◆ **DESCRIPTION OF THE TASK**: Don't copy the pictures; return every other part of the records exactly.

◆ **SUPPLIED RECORDS**:
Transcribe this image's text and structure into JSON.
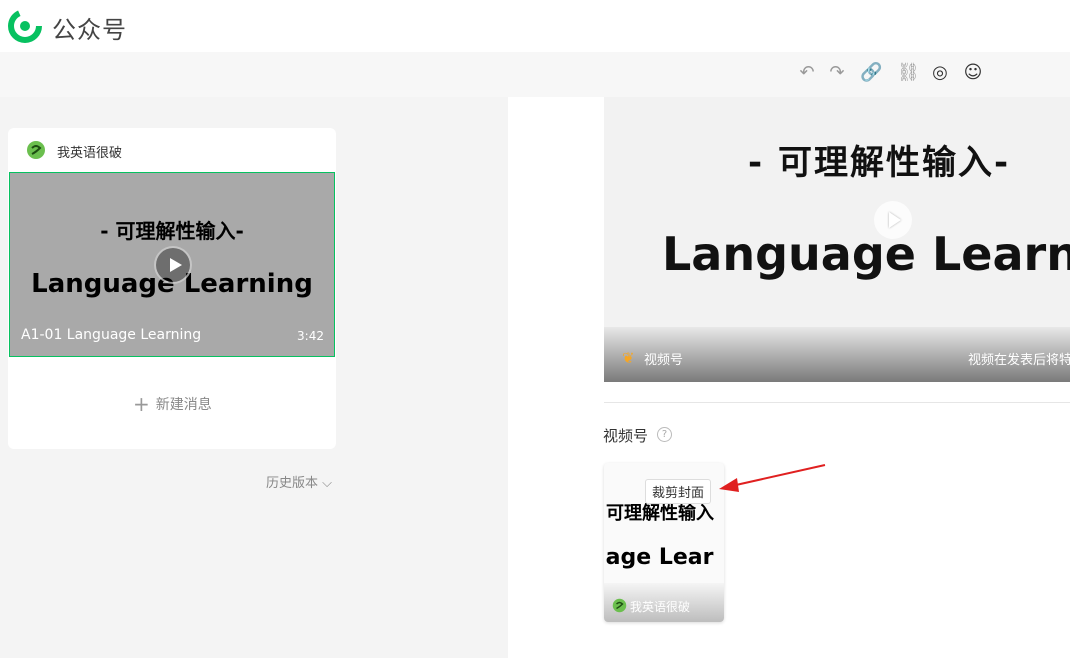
{
  "app": {
    "title": "公众号"
  },
  "toolbar": {
    "undo_icon": "undo-icon",
    "redo_icon": "redo-icon",
    "link_icon": "link-icon",
    "unlink_icon": "unlink-icon",
    "mini_program_icon": "mini-program-icon",
    "emoji_icon": "emoji-icon"
  },
  "article_list": {
    "account_name": "我英语很破",
    "item": {
      "subtitle": "- 可理解性输入-",
      "main_text": "Language Learning",
      "title": "A1-01 Language Learning",
      "duration": "3:42"
    },
    "new_message_label": "新建消息",
    "history_label": "历史版本"
  },
  "preview": {
    "subtitle": "- 可理解性输入-",
    "main_text": "Language Learnin",
    "channel_label": "视频号",
    "note": "视频在发表后将特"
  },
  "channels": {
    "section_label": "视频号",
    "help": "?",
    "cover": {
      "subtitle": "可理解性输入",
      "main_text": "uage Lear",
      "account_name": "我英语很破",
      "crop_label": "裁剪封面"
    }
  },
  "colors": {
    "accent": "#07c160",
    "arrow": "#e02020",
    "channels_brand": "#f6a623"
  }
}
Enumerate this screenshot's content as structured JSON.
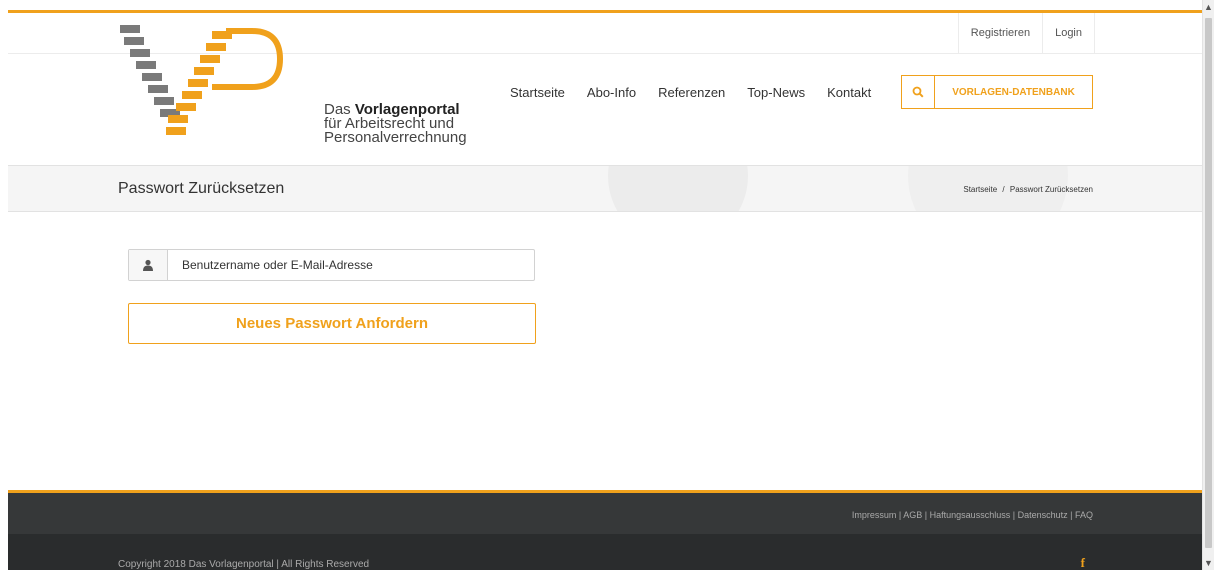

◆ **THE ANSWER**:
Transcribe this image's text and structure into JSON.
{
  "app": {
    "title": "公众号"
  },
  "toolbar": {
    "undo_icon": "undo-icon",
    "redo_icon": "redo-icon",
    "link_icon": "link-icon",
    "unlink_icon": "unlink-icon",
    "mini_program_icon": "mini-program-icon",
    "emoji_icon": "emoji-icon"
  },
  "article_list": {
    "account_name": "我英语很破",
    "item": {
      "subtitle": "- 可理解性输入-",
      "main_text": "Language Learning",
      "title": "A1-01 Language Learning",
      "duration": "3:42"
    },
    "new_message_label": "新建消息",
    "history_label": "历史版本"
  },
  "preview": {
    "subtitle": "- 可理解性输入-",
    "main_text": "Language Learnin",
    "channel_label": "视频号",
    "note": "视频在发表后将特"
  },
  "channels": {
    "section_label": "视频号",
    "help": "?",
    "cover": {
      "subtitle": "可理解性输入",
      "main_text": "uage Lear",
      "account_name": "我英语很破",
      "crop_label": "裁剪封面"
    }
  },
  "colors": {
    "accent": "#07c160",
    "arrow": "#e02020",
    "channels_brand": "#f6a623"
  }
}
Enumerate this screenshot's content as structured JSON.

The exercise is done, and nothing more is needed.